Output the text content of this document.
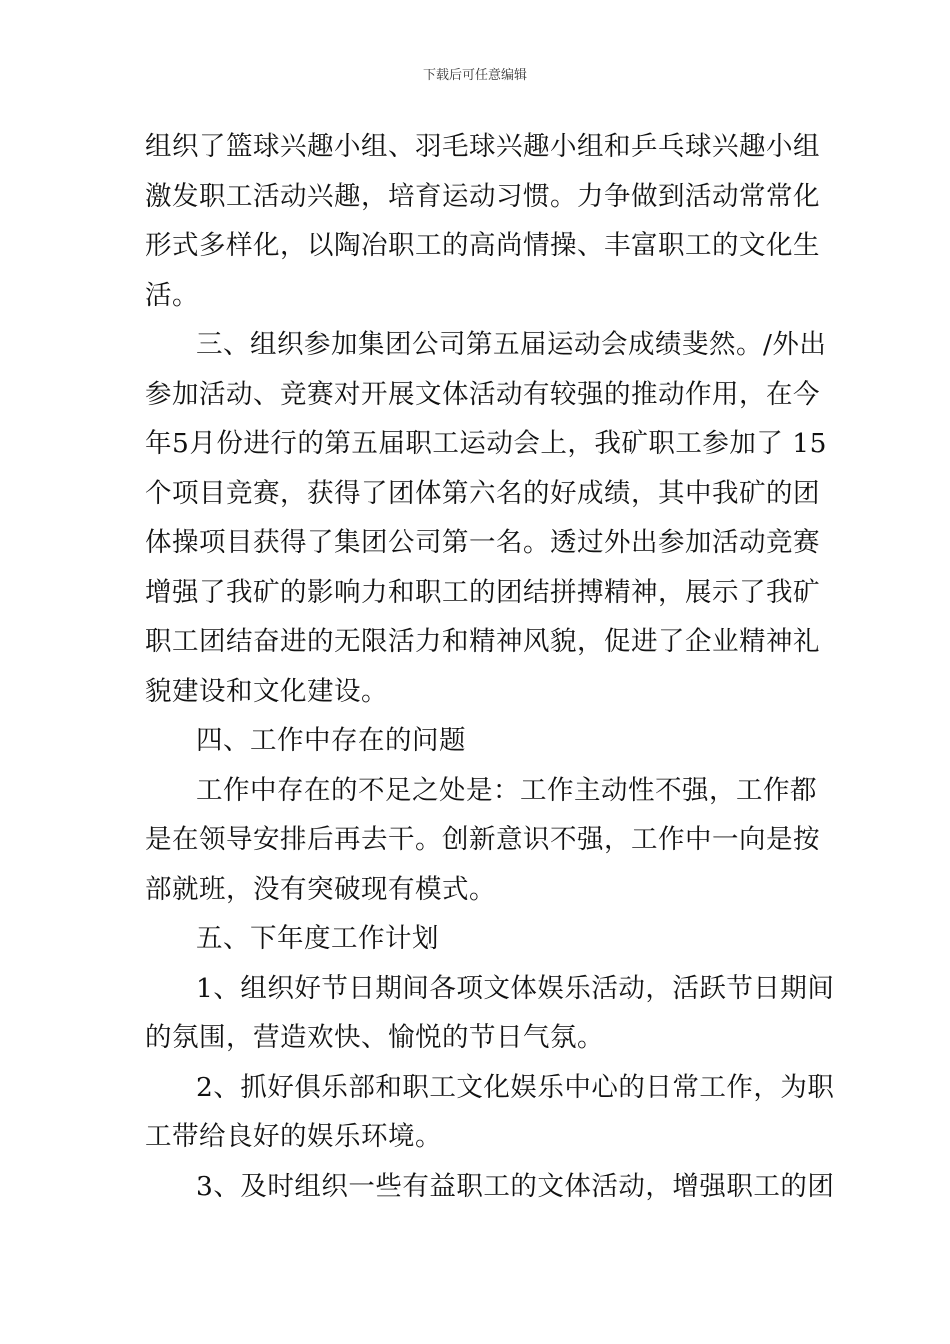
下载后可任意编辑
组织了篮球兴趣小组、羽毛球兴趣小组和乒乓球兴趣小组
激发职工活动兴趣，培育运动习惯。力争做到活动常常化
形式多样化，以陶冶职工的高尚情操、丰富职工的文化生
活。
三、组织参加集团公司第五届运动会成绩斐然。/外出
参加活动、竞赛对开展文体活动有较强的推动作用，在今
年5月份进行的第五届职工运动会上，我矿职工参加了 15
个项目竞赛，获得了团体第六名的好成绩，其中我矿的团
体操项目获得了集团公司第一名。透过外出参加活动竞赛
增强了我矿的影响力和职工的团结拼搏精神，展示了我矿
职工团结奋进的无限活力和精神风貌，促进了企业精神礼
貌建设和文化建设。
四、工作中存在的问题
工作中存在的不足之处是：工作主动性不强，工作都
是在领导安排后再去干。创新意识不强，工作中一向是按
部就班，没有突破现有模式。
五、下年度工作计划
1、组织好节日期间各项文体娱乐活动，活跃节日期间
的氛围，营造欢快、愉悦的节日气氛。
2、抓好俱乐部和职工文化娱乐中心的日常工作，为职
工带给良好的娱乐环境。
3、及时组织一些有益职工的文体活动，增强职工的团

□ □ □ □ □

■ **Directions**:
Take the listing above and print it exactly, apart from the pictures.

■ **Written response**:
Output the text content of this document.
下载后可任意编辑
组织了篮球兴趣小组、羽毛球兴趣小组和乒乓球兴趣小组
激发职工活动兴趣，培育运动习惯。力争做到活动常常化
形式多样化，以陶冶职工的高尚情操、丰富职工的文化生
活。
三、组织参加集团公司第五届运动会成绩斐然。/外出
参加活动、竞赛对开展文体活动有较强的推动作用，在今
年5月份进行的第五届职工运动会上，我矿职工参加了 15
个项目竞赛，获得了团体第六名的好成绩，其中我矿的团
体操项目获得了集团公司第一名。透过外出参加活动竞赛
增强了我矿的影响力和职工的团结拼搏精神，展示了我矿
职工团结奋进的无限活力和精神风貌，促进了企业精神礼
貌建设和文化建设。
四、工作中存在的问题
工作中存在的不足之处是：工作主动性不强，工作都
是在领导安排后再去干。创新意识不强，工作中一向是按
部就班，没有突破现有模式。
五、下年度工作计划
1、组织好节日期间各项文体娱乐活动，活跃节日期间
的氛围，营造欢快、愉悦的节日气氛。
2、抓好俱乐部和职工文化娱乐中心的日常工作，为职
工带给良好的娱乐环境。
3、及时组织一些有益职工的文体活动，增强职工的团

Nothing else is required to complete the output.